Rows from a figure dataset
----

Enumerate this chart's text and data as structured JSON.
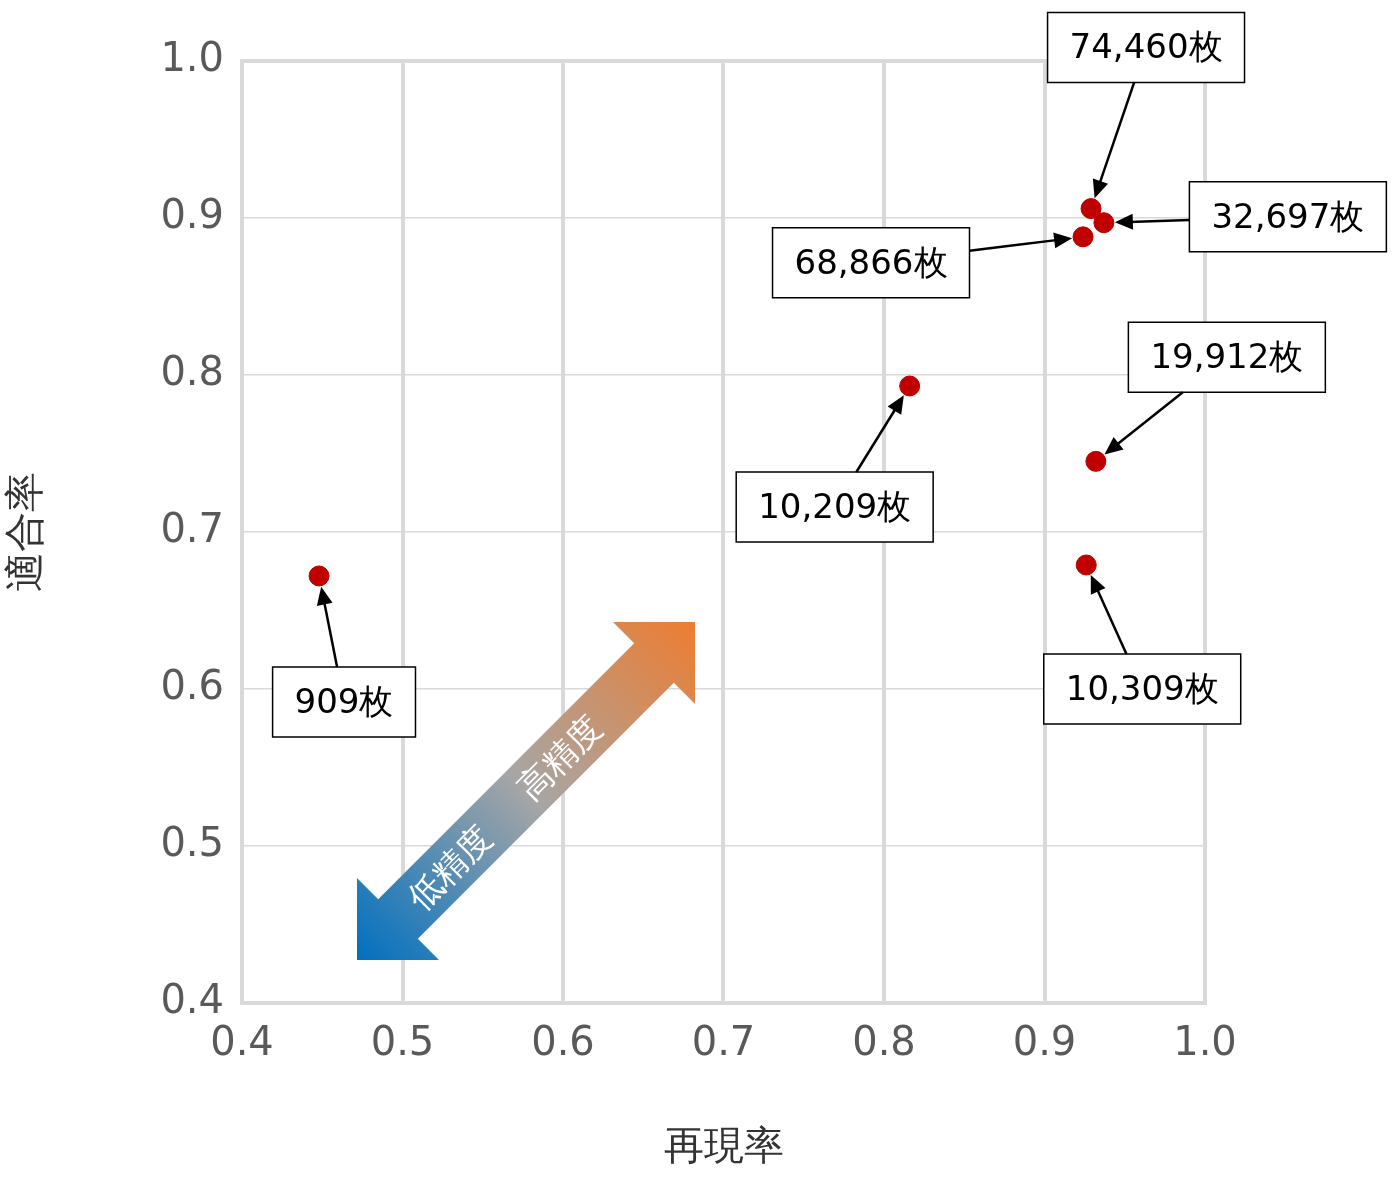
{
  "chart_data": {
    "type": "scatter",
    "xlabel": "再現率",
    "ylabel": "適合率",
    "marker": "circle",
    "grid": true,
    "series": [
      {
        "color": "#c00000",
        "x": [
          0.448,
          0.816,
          0.929,
          0.937,
          0.924,
          0.932,
          0.926
        ],
        "values": [
          0.672,
          0.793,
          0.906,
          0.897,
          0.888,
          0.745,
          0.679
        ]
      }
    ],
    "xlim": [
      0.4,
      1.0
    ],
    "ylim": [
      0.4,
      1.0
    ],
    "xticks": [
      0.4,
      0.5,
      0.6,
      0.7,
      0.8,
      0.9,
      {
        "value": 1,
        "label": "1.0"
      }
    ],
    "yticks": [
      0.4,
      0.5,
      0.6,
      0.7,
      0.8,
      0.9,
      {
        "value": 1,
        "label": "1.0"
      }
    ],
    "annotations": [
      "909枚",
      {
        "text": "10,209枚",
        "x": 0.816,
        "y": 0.793
      },
      "74,460枚",
      "32,697枚",
      "68,866枚",
      {
        "text": "19,912枚",
        "x": 0.932,
        "y": 0.745
      },
      "10,309枚",
      "低精度",
      "高精度"
    ]
  }
}
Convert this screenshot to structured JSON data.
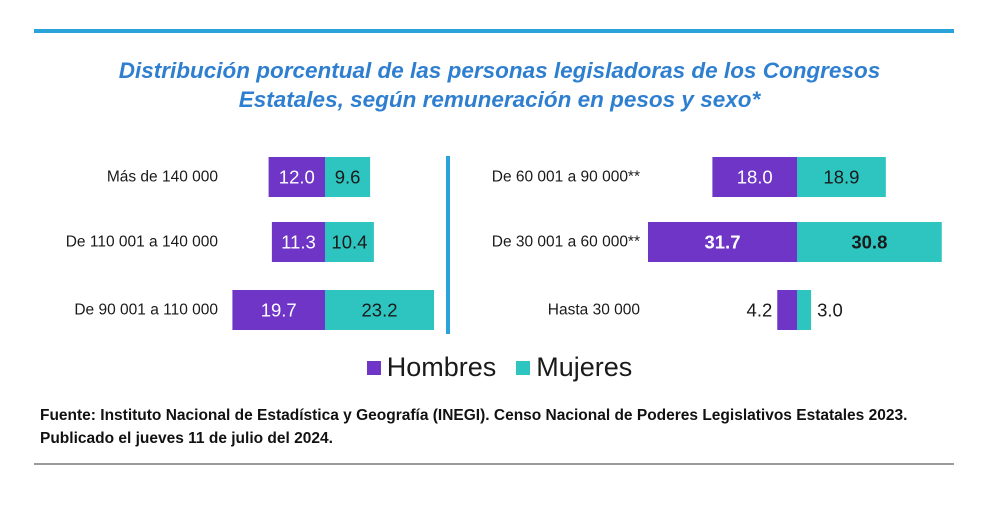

----

(TO DO): Print the whole listing above once more, word for word, without its pictures.

(FULL OUTPUT):
Enumerate this chart's text and data as structured JSON.
{
  "chart_data": {
    "type": "scatter",
    "xlabel": "再現率",
    "ylabel": "適合率",
    "marker": "circle",
    "grid": true,
    "series": [
      {
        "color": "#c00000",
        "x": [
          0.448,
          0.816,
          0.929,
          0.937,
          0.924,
          0.932,
          0.926
        ],
        "values": [
          0.672,
          0.793,
          0.906,
          0.897,
          0.888,
          0.745,
          0.679
        ]
      }
    ],
    "xlim": [
      0.4,
      1.0
    ],
    "ylim": [
      0.4,
      1.0
    ],
    "xticks": [
      0.4,
      0.5,
      0.6,
      0.7,
      0.8,
      0.9,
      {
        "value": 1,
        "label": "1.0"
      }
    ],
    "yticks": [
      0.4,
      0.5,
      0.6,
      0.7,
      0.8,
      0.9,
      {
        "value": 1,
        "label": "1.0"
      }
    ],
    "annotations": [
      "909枚",
      {
        "text": "10,209枚",
        "x": 0.816,
        "y": 0.793
      },
      "74,460枚",
      "32,697枚",
      "68,866枚",
      {
        "text": "19,912枚",
        "x": 0.932,
        "y": 0.745
      },
      "10,309枚",
      "低精度",
      "高精度"
    ]
  }
}
Convert this screenshot to structured JSON data.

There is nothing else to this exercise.